**Task requirements**
Repeat each line word for word.

Collected data entries:
begin
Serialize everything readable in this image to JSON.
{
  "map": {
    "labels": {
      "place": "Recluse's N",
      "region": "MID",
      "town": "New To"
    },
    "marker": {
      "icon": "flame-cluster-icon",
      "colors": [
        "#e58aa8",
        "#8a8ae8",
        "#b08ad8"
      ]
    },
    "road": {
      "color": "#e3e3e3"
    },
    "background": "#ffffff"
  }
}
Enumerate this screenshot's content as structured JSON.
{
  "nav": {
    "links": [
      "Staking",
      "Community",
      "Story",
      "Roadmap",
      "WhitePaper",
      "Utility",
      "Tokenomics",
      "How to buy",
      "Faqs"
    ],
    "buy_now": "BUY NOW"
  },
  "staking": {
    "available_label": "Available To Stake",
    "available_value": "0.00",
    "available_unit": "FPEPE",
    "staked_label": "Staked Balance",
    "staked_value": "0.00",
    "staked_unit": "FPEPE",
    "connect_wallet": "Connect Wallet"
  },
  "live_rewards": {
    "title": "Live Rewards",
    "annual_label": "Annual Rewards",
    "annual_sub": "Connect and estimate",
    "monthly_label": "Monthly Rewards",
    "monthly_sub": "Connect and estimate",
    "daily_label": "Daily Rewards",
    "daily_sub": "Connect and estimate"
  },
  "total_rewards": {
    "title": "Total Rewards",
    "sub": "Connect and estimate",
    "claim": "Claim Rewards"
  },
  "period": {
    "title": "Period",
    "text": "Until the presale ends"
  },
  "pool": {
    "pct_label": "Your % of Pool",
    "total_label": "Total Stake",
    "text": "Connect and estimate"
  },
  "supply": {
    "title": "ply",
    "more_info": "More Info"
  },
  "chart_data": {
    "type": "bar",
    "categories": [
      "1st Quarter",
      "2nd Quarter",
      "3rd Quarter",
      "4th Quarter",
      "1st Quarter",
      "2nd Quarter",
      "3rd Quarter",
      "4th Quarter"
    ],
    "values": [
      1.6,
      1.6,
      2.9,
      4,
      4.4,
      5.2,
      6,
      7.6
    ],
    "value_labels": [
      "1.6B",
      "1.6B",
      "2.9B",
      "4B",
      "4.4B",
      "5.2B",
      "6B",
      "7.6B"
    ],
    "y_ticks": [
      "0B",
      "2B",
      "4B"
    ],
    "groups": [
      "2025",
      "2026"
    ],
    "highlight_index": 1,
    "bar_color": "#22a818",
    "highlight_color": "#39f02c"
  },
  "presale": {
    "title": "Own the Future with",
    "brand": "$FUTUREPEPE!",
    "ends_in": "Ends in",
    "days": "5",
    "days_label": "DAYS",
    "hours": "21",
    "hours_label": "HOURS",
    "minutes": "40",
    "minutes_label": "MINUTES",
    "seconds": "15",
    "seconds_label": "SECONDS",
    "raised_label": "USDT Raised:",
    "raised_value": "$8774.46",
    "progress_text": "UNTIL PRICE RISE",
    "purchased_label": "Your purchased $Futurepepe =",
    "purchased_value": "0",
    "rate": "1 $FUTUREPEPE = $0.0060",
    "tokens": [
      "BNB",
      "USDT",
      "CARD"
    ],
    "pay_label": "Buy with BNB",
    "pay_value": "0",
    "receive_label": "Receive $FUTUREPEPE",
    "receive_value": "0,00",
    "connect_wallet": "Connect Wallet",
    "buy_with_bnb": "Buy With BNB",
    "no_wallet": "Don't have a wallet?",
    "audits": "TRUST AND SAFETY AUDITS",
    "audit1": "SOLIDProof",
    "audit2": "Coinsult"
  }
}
end
**Expected answer**
Serialize everything readable in this image to JSON.
{
  "map": {
    "labels": {
      "place": "Recluse's N",
      "region": "MID",
      "town": "New To"
    },
    "marker": {
      "icon": "flame-cluster-icon",
      "colors": [
        "#e58aa8",
        "#8a8ae8",
        "#b08ad8"
      ]
    },
    "road": {
      "color": "#e3e3e3"
    },
    "background": "#ffffff"
  }
}
Enumerate this screenshot's content as structured JSON.
{
  "nav": {
    "links": [
      "Staking",
      "Community",
      "Story",
      "Roadmap",
      "WhitePaper",
      "Utility",
      "Tokenomics",
      "How to buy",
      "Faqs"
    ],
    "buy_now": "BUY NOW"
  },
  "staking": {
    "available_label": "Available To Stake",
    "available_value": "0.00",
    "available_unit": "FPEPE",
    "staked_label": "Staked Balance",
    "staked_value": "0.00",
    "staked_unit": "FPEPE",
    "connect_wallet": "Connect Wallet"
  },
  "live_rewards": {
    "title": "Live Rewards",
    "annual_label": "Annual Rewards",
    "annual_sub": "Connect and estimate",
    "monthly_label": "Monthly Rewards",
    "monthly_sub": "Connect and estimate",
    "daily_label": "Daily Rewards",
    "daily_sub": "Connect and estimate"
  },
  "total_rewards": {
    "title": "Total Rewards",
    "sub": "Connect and estimate",
    "claim": "Claim Rewards"
  },
  "period": {
    "title": "Period",
    "text": "Until the presale ends"
  },
  "pool": {
    "pct_label": "Your % of Pool",
    "total_label": "Total Stake",
    "text": "Connect and estimate"
  },
  "supply": {
    "title": "ply",
    "more_info": "More Info"
  },
  "chart_data": {
    "type": "bar",
    "categories": [
      "1st Quarter",
      "2nd Quarter",
      "3rd Quarter",
      "4th Quarter",
      "1st Quarter",
      "2nd Quarter",
      "3rd Quarter",
      "4th Quarter"
    ],
    "values": [
      1.6,
      1.6,
      2.9,
      4,
      4.4,
      5.2,
      6,
      7.6
    ],
    "value_labels": [
      "1.6B",
      "1.6B",
      "2.9B",
      "4B",
      "4.4B",
      "5.2B",
      "6B",
      "7.6B"
    ],
    "y_ticks": [
      "0B",
      "2B",
      "4B"
    ],
    "groups": [
      "2025",
      "2026"
    ],
    "highlight_index": 1,
    "bar_color": "#22a818",
    "highlight_color": "#39f02c"
  },
  "presale": {
    "title": "Own the Future with",
    "brand": "$FUTUREPEPE!",
    "ends_in": "Ends in",
    "days": "5",
    "days_label": "DAYS",
    "hours": "21",
    "hours_label": "HOURS",
    "minutes": "40",
    "minutes_label": "MINUTES",
    "seconds": "15",
    "seconds_label": "SECONDS",
    "raised_label": "USDT Raised:",
    "raised_value": "$8774.46",
    "progress_text": "UNTIL PRICE RISE",
    "purchased_label": "Your purchased $Futurepepe =",
    "purchased_value": "0",
    "rate": "1 $FUTUREPEPE = $0.0060",
    "tokens": [
      "BNB",
      "USDT",
      "CARD"
    ],
    "pay_label": "Buy with BNB",
    "pay_value": "0",
    "receive_label": "Receive $FUTUREPEPE",
    "receive_value": "0,00",
    "connect_wallet": "Connect Wallet",
    "buy_with_bnb": "Buy With BNB",
    "no_wallet": "Don't have a wallet?",
    "audits": "TRUST AND SAFETY AUDITS",
    "audit1": "SOLIDProof",
    "audit2": "Coinsult"
  }
}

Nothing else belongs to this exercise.